_WHAT NEEDS TO BE DONE_
Send back the entries below exactly as they appear.

-- start SUPPLIED RECORDS --

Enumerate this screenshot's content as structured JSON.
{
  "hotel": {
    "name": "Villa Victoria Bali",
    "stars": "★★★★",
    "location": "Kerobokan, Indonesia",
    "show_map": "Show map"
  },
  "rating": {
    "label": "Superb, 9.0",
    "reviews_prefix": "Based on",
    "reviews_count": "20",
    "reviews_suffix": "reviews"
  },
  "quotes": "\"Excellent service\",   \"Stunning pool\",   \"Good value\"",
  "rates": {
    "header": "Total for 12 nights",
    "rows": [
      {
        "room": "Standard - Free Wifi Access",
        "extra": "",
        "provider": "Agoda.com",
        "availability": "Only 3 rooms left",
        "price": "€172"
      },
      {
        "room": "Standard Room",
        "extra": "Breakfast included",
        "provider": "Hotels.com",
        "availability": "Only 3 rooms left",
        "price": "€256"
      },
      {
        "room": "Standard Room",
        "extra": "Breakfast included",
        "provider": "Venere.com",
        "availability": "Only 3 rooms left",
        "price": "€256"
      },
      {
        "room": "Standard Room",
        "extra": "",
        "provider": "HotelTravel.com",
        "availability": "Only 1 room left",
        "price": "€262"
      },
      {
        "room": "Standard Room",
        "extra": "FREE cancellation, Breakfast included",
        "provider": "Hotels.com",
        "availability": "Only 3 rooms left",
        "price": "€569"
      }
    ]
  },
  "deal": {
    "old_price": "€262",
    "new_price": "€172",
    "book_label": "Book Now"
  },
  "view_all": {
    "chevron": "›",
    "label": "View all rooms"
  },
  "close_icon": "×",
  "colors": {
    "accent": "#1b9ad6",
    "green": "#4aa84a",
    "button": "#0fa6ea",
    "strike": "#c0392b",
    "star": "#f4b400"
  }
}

-- end SUPPLIED RECORDS --

_ANSWER IN FULL_
Enumerate this screenshot's content as structured JSON.
{
  "hotel": {
    "name": "Villa Victoria Bali",
    "stars": "★★★★",
    "location": "Kerobokan, Indonesia",
    "show_map": "Show map"
  },
  "rating": {
    "label": "Superb, 9.0",
    "reviews_prefix": "Based on",
    "reviews_count": "20",
    "reviews_suffix": "reviews"
  },
  "quotes": "\"Excellent service\",   \"Stunning pool\",   \"Good value\"",
  "rates": {
    "header": "Total for 12 nights",
    "rows": [
      {
        "room": "Standard - Free Wifi Access",
        "extra": "",
        "provider": "Agoda.com",
        "availability": "Only 3 rooms left",
        "price": "€172"
      },
      {
        "room": "Standard Room",
        "extra": "Breakfast included",
        "provider": "Hotels.com",
        "availability": "Only 3 rooms left",
        "price": "€256"
      },
      {
        "room": "Standard Room",
        "extra": "Breakfast included",
        "provider": "Venere.com",
        "availability": "Only 3 rooms left",
        "price": "€256"
      },
      {
        "room": "Standard Room",
        "extra": "",
        "provider": "HotelTravel.com",
        "availability": "Only 1 room left",
        "price": "€262"
      },
      {
        "room": "Standard Room",
        "extra": "FREE cancellation, Breakfast included",
        "provider": "Hotels.com",
        "availability": "Only 3 rooms left",
        "price": "€569"
      }
    ]
  },
  "deal": {
    "old_price": "€262",
    "new_price": "€172",
    "book_label": "Book Now"
  },
  "view_all": {
    "chevron": "›",
    "label": "View all rooms"
  },
  "close_icon": "×",
  "colors": {
    "accent": "#1b9ad6",
    "green": "#4aa84a",
    "button": "#0fa6ea",
    "strike": "#c0392b",
    "star": "#f4b400"
  }
}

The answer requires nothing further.